'''
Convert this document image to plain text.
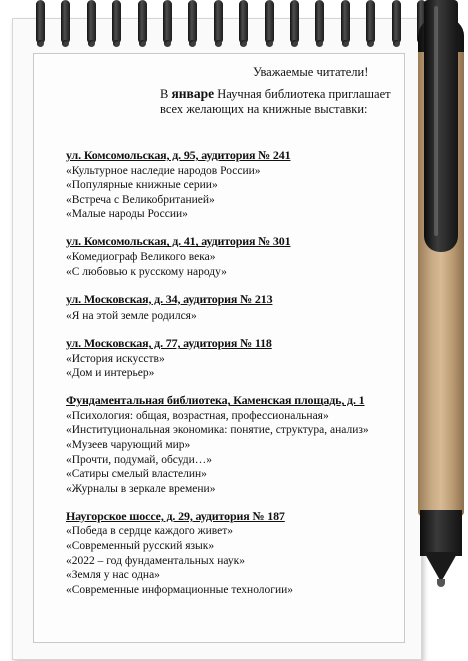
Уважаемые читатели!
В январе Научная библиотека приглашает всех желающих на книжные выставки:
ул. Комсомольская, д. 95, аудитория № 241
«Культурное наследие народов России»
«Популярные книжные серии»
«Встреча с Великобританией»
«Малые народы России»
ул. Комсомольская, д. 41, аудитория № 301
«Комедиограф Великого века»
«С любовью к русскому народу»
ул. Московская, д. 34, аудитория № 213
«Я на этой земле родился»
ул. Московская, д. 77, аудитория № 118
«История искусств»
«Дом и интерьер»
Фундаментальная библиотека, Каменская площадь, д. 1
«Психология: общая, возрастная, профессиональная»
«Институциональная экономика: понятие, структура, анализ»
«Музеев чарующий мир»
«Прочти, подумай, обсуди…»
«Сатиры смелый властелин»
«Журналы в зеркале времени»
Наугорское шоссе, д. 29, аудитория № 187
«Победа в сердце каждого живет»
«Современный русский язык»
«2022 – год фундаментальных наук»
«Земля у нас одна»
«Современные информационные технологии»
'''
Written request -
The listing above must be printed again exactly, minus its pictures.

Solution for this task -
Convert this document image to plain text.
Уважаемые читатели!
В январе Научная библиотека приглашает всех желающих на книжные выставки:
ул. Комсомольская, д. 95, аудитория № 241
«Культурное наследие народов России»
«Популярные книжные серии»
«Встреча с Великобританией»
«Малые народы России»
ул. Комсомольская, д. 41, аудитория № 301
«Комедиограф Великого века»
«С любовью к русскому народу»
ул. Московская, д. 34, аудитория № 213
«Я на этой земле родился»
ул. Московская, д. 77, аудитория № 118
«История искусств»
«Дом и интерьер»
Фундаментальная библиотека, Каменская площадь, д. 1
«Психология: общая, возрастная, профессиональная»
«Институциональная экономика: понятие, структура, анализ»
«Музеев чарующий мир»
«Прочти, подумай, обсуди…»
«Сатиры смелый властелин»
«Журналы в зеркале времени»
Наугорское шоссе, д. 29, аудитория № 187
«Победа в сердце каждого живет»
«Современный русский язык»
«2022 – год фундаментальных наук»
«Земля у нас одна»
«Современные информационные технологии»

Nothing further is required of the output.